(Records supplied begins)

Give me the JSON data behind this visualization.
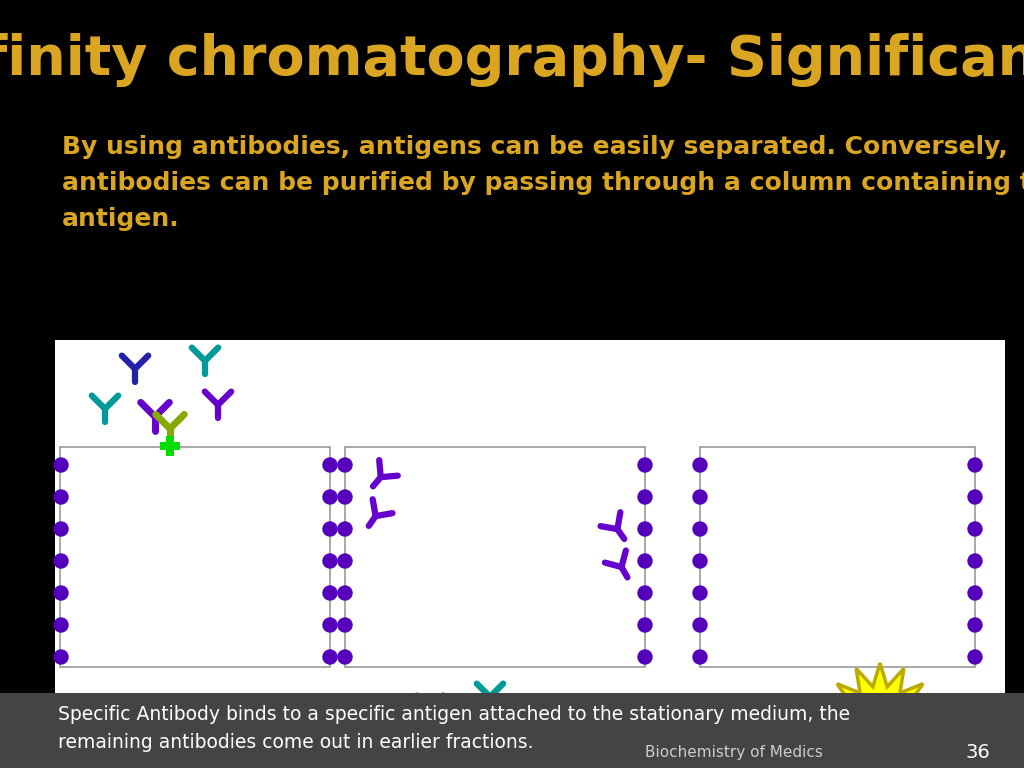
{
  "title": "Affinity chromatography- Significance",
  "title_color": "#DAA520",
  "bg_color": "#000000",
  "body_text_line1": "By using antibodies, antigens can be easily separated. Conversely,",
  "body_text_line2": "antibodies can be purified by passing through a column containing the",
  "body_text_line3": "antigen.",
  "body_text_color": "#DAA520",
  "footer_text1": "Specific Antibody binds to a specific antigen attached to the stationary medium, the",
  "footer_text2": "remaining antibodies come out in earlier fractions.",
  "footer_credit": "Biochemistry of Medics",
  "footer_page": "36",
  "footer_text_color": "#FFFFFF",
  "footer_credit_color": "#CCCCCC",
  "antibody_purple": "#6600CC",
  "antibody_teal": "#009999",
  "antibody_blue": "#2222AA",
  "antibody_green": "#88AA00",
  "bead_color": "#5500BB",
  "cross_color": "#00DD00",
  "explosion_fill": "#FFFF00",
  "explosion_edge": "#BBAA00",
  "white": "#FFFFFF",
  "diagram_bg": "#FFFFFF",
  "footer_bg": "#444444",
  "box_edge": "#999999",
  "black": "#000000"
}
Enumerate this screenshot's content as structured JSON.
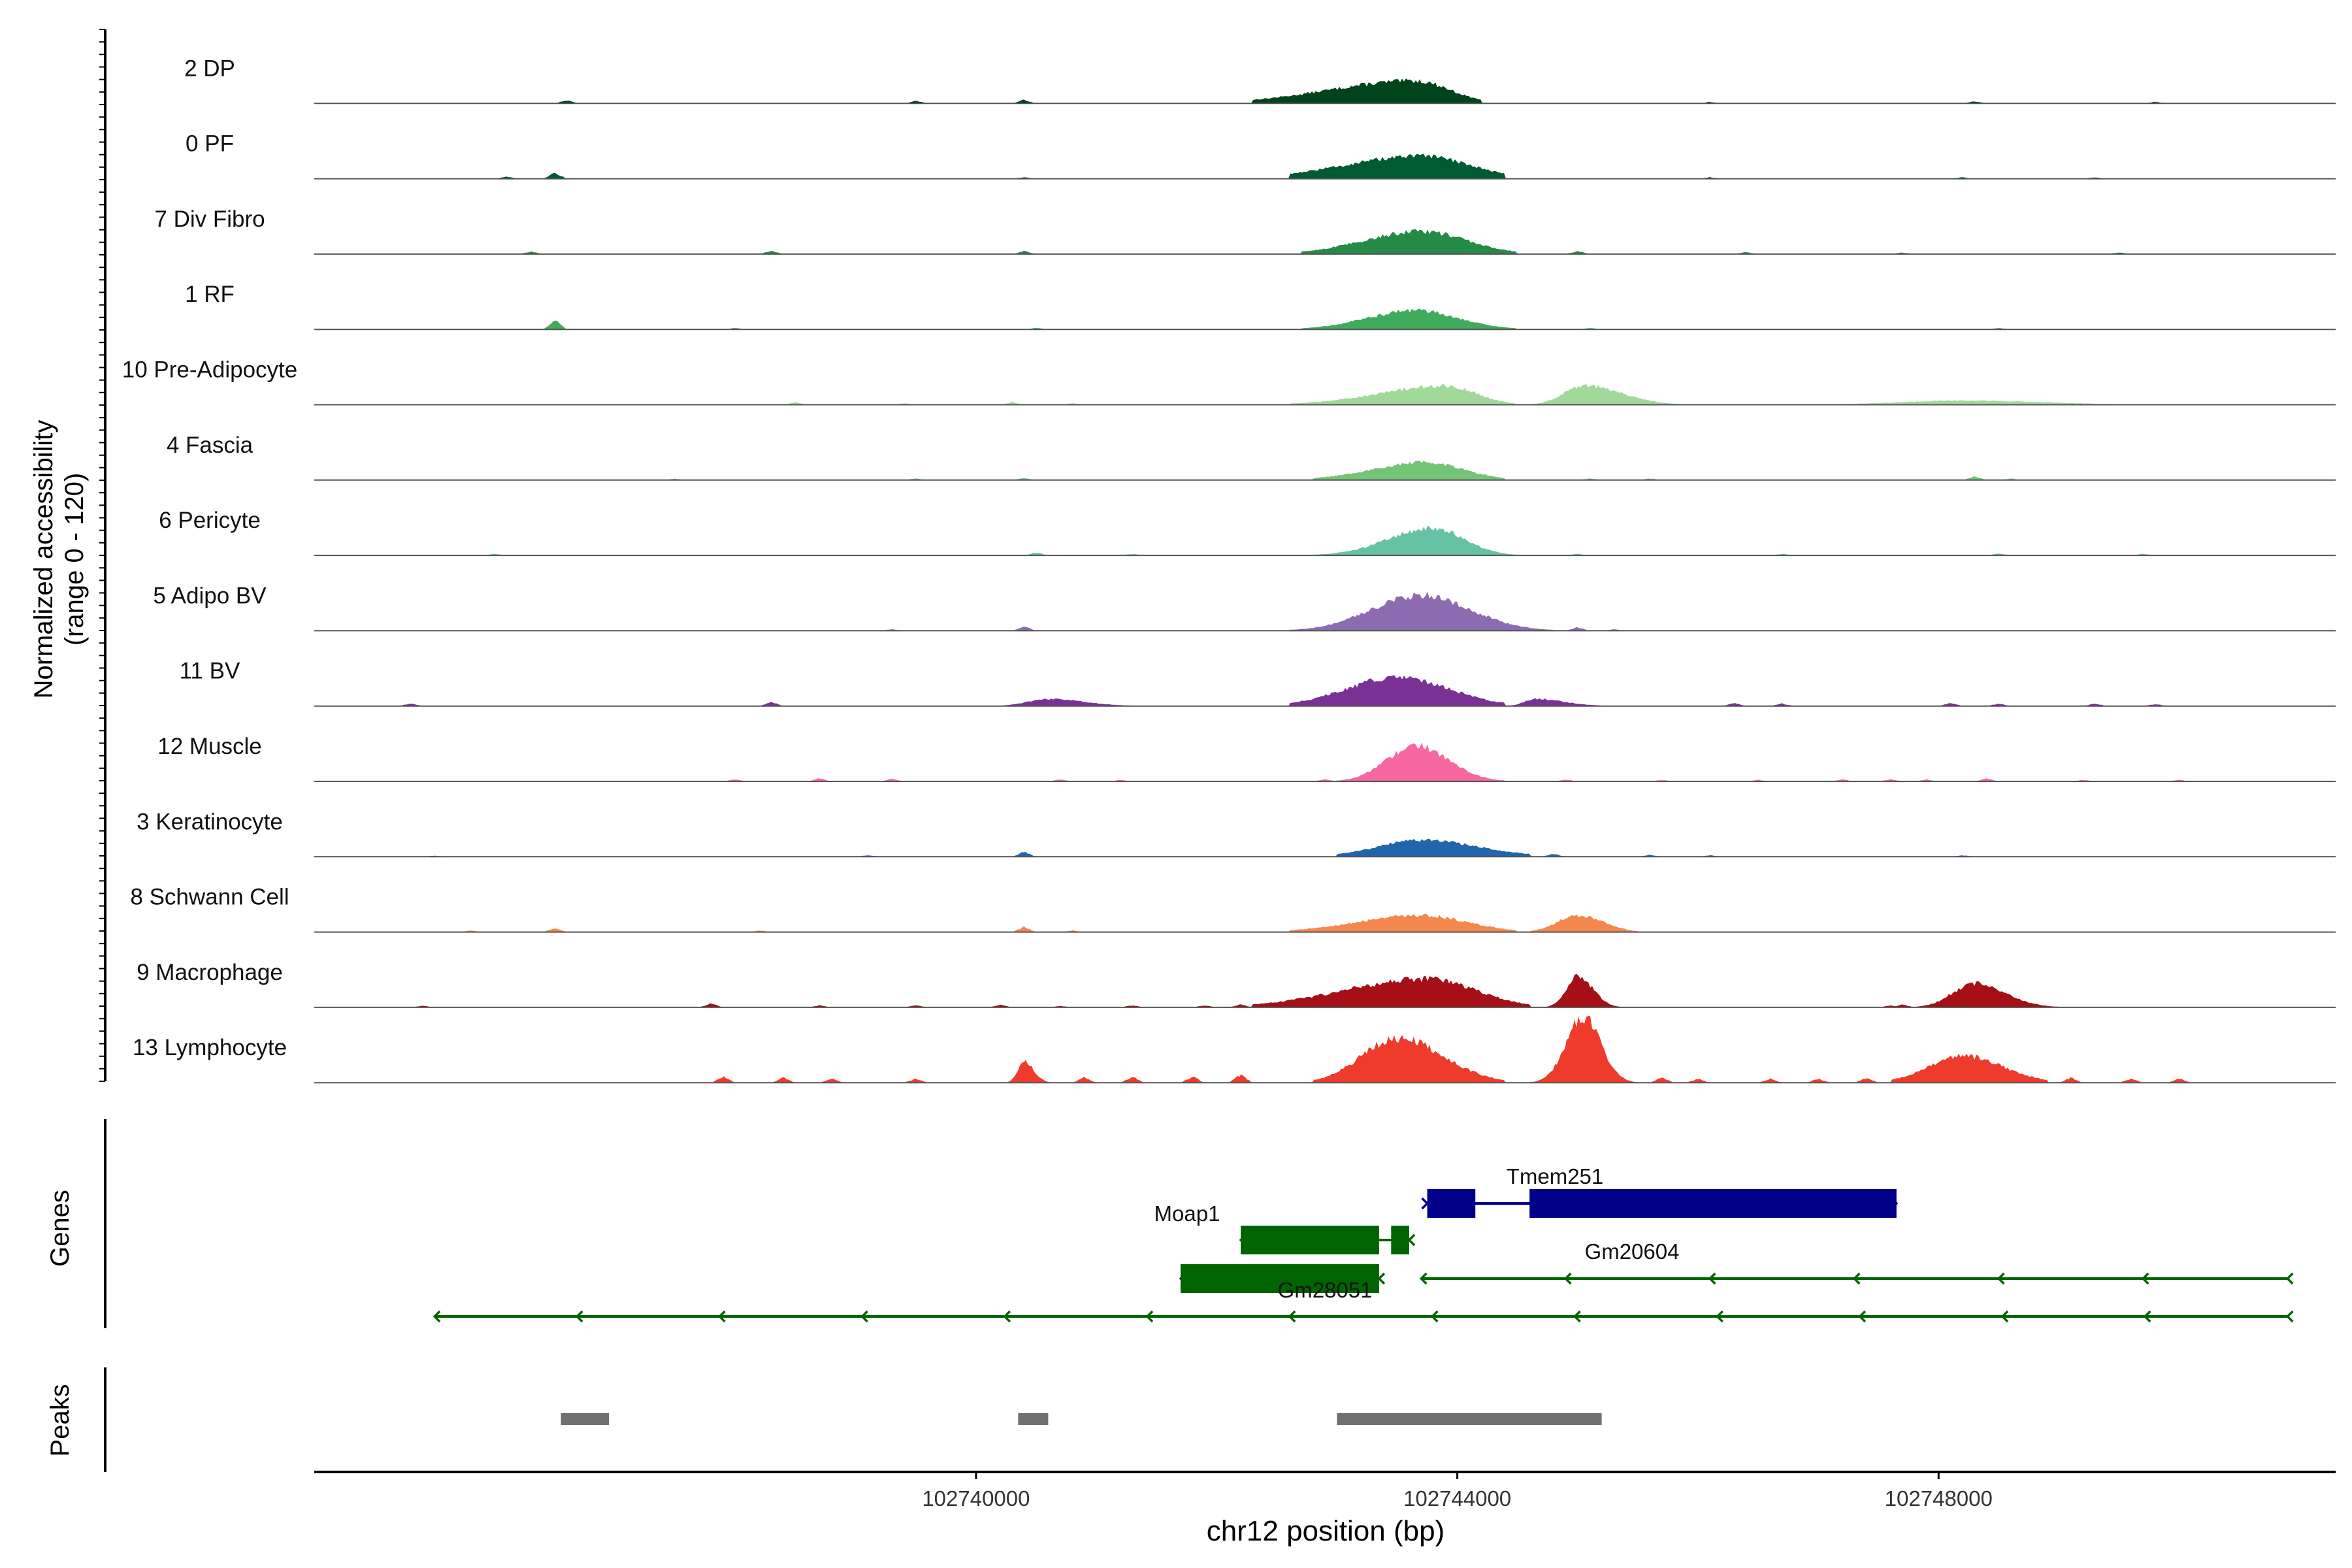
{
  "chart_data": {
    "type": "area",
    "title": "",
    "xlabel": "chr12 position (bp)",
    "ylabel_line1": "Normalized accessibility",
    "ylabel_line2": "(range 0 - 120)",
    "ylim": [
      0,
      120
    ],
    "xlim": [
      102734500,
      102751300
    ],
    "x_ticks": [
      102740000,
      102744000,
      102748000
    ],
    "x_tick_labels": [
      "102740000",
      "102744000",
      "102748000"
    ],
    "track_labels": {
      "genes": "Genes",
      "peaks": "Peaks"
    },
    "series": [
      {
        "name": "2 DP",
        "color": "#00441b",
        "profile": [
          [
            102742300,
            102744200,
            102743650,
            38,
            0.5
          ]
        ],
        "blips": [
          [
            102736600,
            6
          ],
          [
            102739500,
            5
          ],
          [
            102740400,
            7
          ],
          [
            102746100,
            3
          ],
          [
            102748300,
            4
          ],
          [
            102749800,
            3
          ]
        ]
      },
      {
        "name": "0 PF",
        "color": "#005a32",
        "profile": [
          [
            102742600,
            102744400,
            102743700,
            38,
            0.55
          ]
        ],
        "blips": [
          [
            102736500,
            12
          ],
          [
            102736100,
            4
          ],
          [
            102740400,
            3
          ],
          [
            102746100,
            3
          ],
          [
            102748200,
            3
          ],
          [
            102749300,
            3
          ]
        ]
      },
      {
        "name": "7 Div Fibro",
        "color": "#238b45",
        "profile": [
          [
            102742700,
            102744500,
            102743700,
            38,
            0.45
          ]
        ],
        "blips": [
          [
            102736300,
            5
          ],
          [
            102738300,
            7
          ],
          [
            102740400,
            6
          ],
          [
            102745000,
            6
          ],
          [
            102746400,
            4
          ],
          [
            102747700,
            3
          ],
          [
            102749500,
            3
          ]
        ]
      },
      {
        "name": "1 RF",
        "color": "#41ab5d",
        "profile": [
          [
            102742700,
            102744500,
            102743650,
            32,
            0.4
          ]
        ],
        "blips": [
          [
            102736500,
            18
          ],
          [
            102738000,
            3
          ],
          [
            102740500,
            3
          ],
          [
            102743100,
            8
          ],
          [
            102745100,
            3
          ],
          [
            102748500,
            3
          ]
        ]
      },
      {
        "name": "10 Pre-Adipocyte",
        "color": "#a1d99b",
        "profile": [
          [
            102742600,
            102744500,
            102743900,
            32,
            0.4
          ],
          [
            102744600,
            102745900,
            102745050,
            32,
            0.35
          ],
          [
            102747100,
            102749600,
            102748200,
            7,
            0.45
          ]
        ],
        "blips": [
          [
            102738500,
            5
          ],
          [
            102739400,
            3
          ],
          [
            102740300,
            5
          ],
          [
            102740800,
            3
          ]
        ]
      },
      {
        "name": "4 Fascia",
        "color": "#74c476",
        "profile": [
          [
            102742800,
            102744400,
            102743750,
            30,
            0.45
          ]
        ],
        "blips": [
          [
            102737500,
            3
          ],
          [
            102739500,
            3
          ],
          [
            102740400,
            4
          ],
          [
            102745100,
            3
          ],
          [
            102745600,
            3
          ],
          [
            102748300,
            7
          ],
          [
            102748600,
            3
          ]
        ]
      },
      {
        "name": "6 Pericyte",
        "color": "#66c2a5",
        "profile": [
          [
            102742800,
            102744500,
            102743800,
            46,
            0.35
          ]
        ],
        "blips": [
          [
            102736000,
            3
          ],
          [
            102740500,
            6
          ],
          [
            102741300,
            3
          ],
          [
            102745000,
            3
          ],
          [
            102746700,
            3
          ],
          [
            102748500,
            4
          ],
          [
            102749700,
            3
          ]
        ]
      },
      {
        "name": "5 Adipo BV",
        "color": "#8c6bb1",
        "profile": [
          [
            102742600,
            102744800,
            102743700,
            60,
            0.35
          ]
        ],
        "blips": [
          [
            102740400,
            8
          ],
          [
            102744300,
            8
          ],
          [
            102745000,
            7
          ],
          [
            102745300,
            3
          ],
          [
            102739300,
            3
          ]
        ]
      },
      {
        "name": "11 BV",
        "color": "#7a3196",
        "profile": [
          [
            102742600,
            102744400,
            102743500,
            48,
            0.45
          ],
          [
            102744400,
            102745300,
            102744650,
            12,
            0.35
          ],
          [
            102740200,
            102741300,
            102740600,
            12,
            0.4
          ]
        ],
        "blips": [
          [
            102735300,
            5
          ],
          [
            102738300,
            8
          ],
          [
            102746300,
            6
          ],
          [
            102746700,
            5
          ],
          [
            102748100,
            6
          ],
          [
            102748500,
            5
          ],
          [
            102749300,
            5
          ],
          [
            102749800,
            4
          ]
        ]
      },
      {
        "name": "12 Muscle",
        "color": "#f768a1",
        "profile": [
          [
            102743000,
            102744400,
            102743650,
            60,
            0.35
          ]
        ],
        "blips": [
          [
            102738000,
            4
          ],
          [
            102738700,
            6
          ],
          [
            102739300,
            5
          ],
          [
            102740700,
            4
          ],
          [
            102741200,
            3
          ],
          [
            102742900,
            4
          ],
          [
            102743200,
            8
          ],
          [
            102744300,
            4
          ],
          [
            102744900,
            4
          ],
          [
            102745700,
            3
          ],
          [
            102746500,
            3
          ],
          [
            102747200,
            4
          ],
          [
            102747600,
            4
          ],
          [
            102747900,
            4
          ],
          [
            102748400,
            6
          ],
          [
            102749200,
            3
          ],
          [
            102750000,
            3
          ]
        ]
      },
      {
        "name": "3 Keratinocyte",
        "color": "#2166ac",
        "profile": [
          [
            102743000,
            102744600,
            102743700,
            28,
            0.5
          ]
        ],
        "blips": [
          [
            102740400,
            10
          ],
          [
            102739100,
            3
          ],
          [
            102744800,
            6
          ],
          [
            102745600,
            4
          ],
          [
            102746100,
            3
          ],
          [
            102748200,
            3
          ],
          [
            102735500,
            2
          ]
        ]
      },
      {
        "name": "8 Schwann Cell",
        "color": "#f4874b",
        "profile": [
          [
            102742600,
            102744500,
            102743700,
            28,
            0.45
          ],
          [
            102744600,
            102745500,
            102745000,
            28,
            0.4
          ]
        ],
        "blips": [
          [
            102736500,
            8
          ],
          [
            102735800,
            3
          ],
          [
            102740400,
            10
          ],
          [
            102740800,
            3
          ],
          [
            102738200,
            3
          ]
        ]
      },
      {
        "name": "9 Macrophage",
        "color": "#a50f15",
        "profile": [
          [
            102742300,
            102744600,
            102743750,
            48,
            0.45
          ],
          [
            102744700,
            102745400,
            102745000,
            52,
            0.3
          ],
          [
            102747800,
            102749000,
            102748300,
            40,
            0.35
          ]
        ],
        "blips": [
          [
            102735400,
            3
          ],
          [
            102737800,
            8
          ],
          [
            102738700,
            4
          ],
          [
            102739500,
            4
          ],
          [
            102740200,
            5
          ],
          [
            102740700,
            3
          ],
          [
            102741300,
            4
          ],
          [
            102741900,
            4
          ],
          [
            102742200,
            6
          ],
          [
            102747600,
            4
          ],
          [
            102747700,
            6
          ]
        ]
      },
      {
        "name": "13 Lymphocyte",
        "color": "#ef3b2c",
        "profile": [
          [
            102742800,
            102744400,
            102743500,
            75,
            0.4
          ],
          [
            102744500,
            102745600,
            102745050,
            110,
            0.25
          ],
          [
            102747600,
            102748900,
            102748200,
            45,
            0.45
          ],
          [
            102740200,
            102740700,
            102740400,
            35,
            0.25
          ]
        ],
        "blips": [
          [
            102737900,
            12
          ],
          [
            102738400,
            10
          ],
          [
            102738800,
            8
          ],
          [
            102739500,
            8
          ],
          [
            102740900,
            10
          ],
          [
            102741300,
            12
          ],
          [
            102741800,
            12
          ],
          [
            102742200,
            16
          ],
          [
            102745700,
            10
          ],
          [
            102746000,
            8
          ],
          [
            102746600,
            8
          ],
          [
            102747000,
            8
          ],
          [
            102747400,
            10
          ],
          [
            102749100,
            10
          ],
          [
            102749600,
            8
          ],
          [
            102750000,
            8
          ]
        ]
      }
    ],
    "genes": [
      {
        "name": "Tmem251",
        "strand": "+",
        "row": 0,
        "color": "#00008b",
        "start": 102743750,
        "end": 102747650,
        "exons": [
          [
            102743750,
            102744150
          ],
          [
            102744600,
            102747650
          ]
        ]
      },
      {
        "name": "Moap1",
        "strand": "-",
        "row": 1,
        "color": "#006400",
        "start": 102742200,
        "end": 102743600,
        "exons": [
          [
            102742200,
            102743350
          ],
          [
            102743450,
            102743600
          ]
        ]
      },
      {
        "name": "Gm20604",
        "strand": "-",
        "row": 2,
        "color": "#006400",
        "start": 102743700,
        "end": 102750900,
        "exons": []
      },
      {
        "name": "Gm28051",
        "strand": "-",
        "row": 2,
        "color": "#006400",
        "start": 102741700,
        "end": 102743350,
        "exons": [
          [
            102741700,
            102743350
          ]
        ]
      },
      {
        "name": "",
        "strand": "-",
        "row": 3,
        "color": "#006400",
        "start": 102735500,
        "end": 102750900,
        "exons": []
      }
    ],
    "peaks": [
      [
        102736550,
        102736950
      ],
      [
        102740350,
        102740600
      ],
      [
        102743000,
        102745200
      ]
    ]
  }
}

(Records supplied ends)

- Task directions -
When a line in the records above holds "start", that line is to be reported.

- Reply to the task -
        "start": 102743750,
        "start": 102742200,
        "start": 102743700,
        "start": 102741700,
        "start": 102735500,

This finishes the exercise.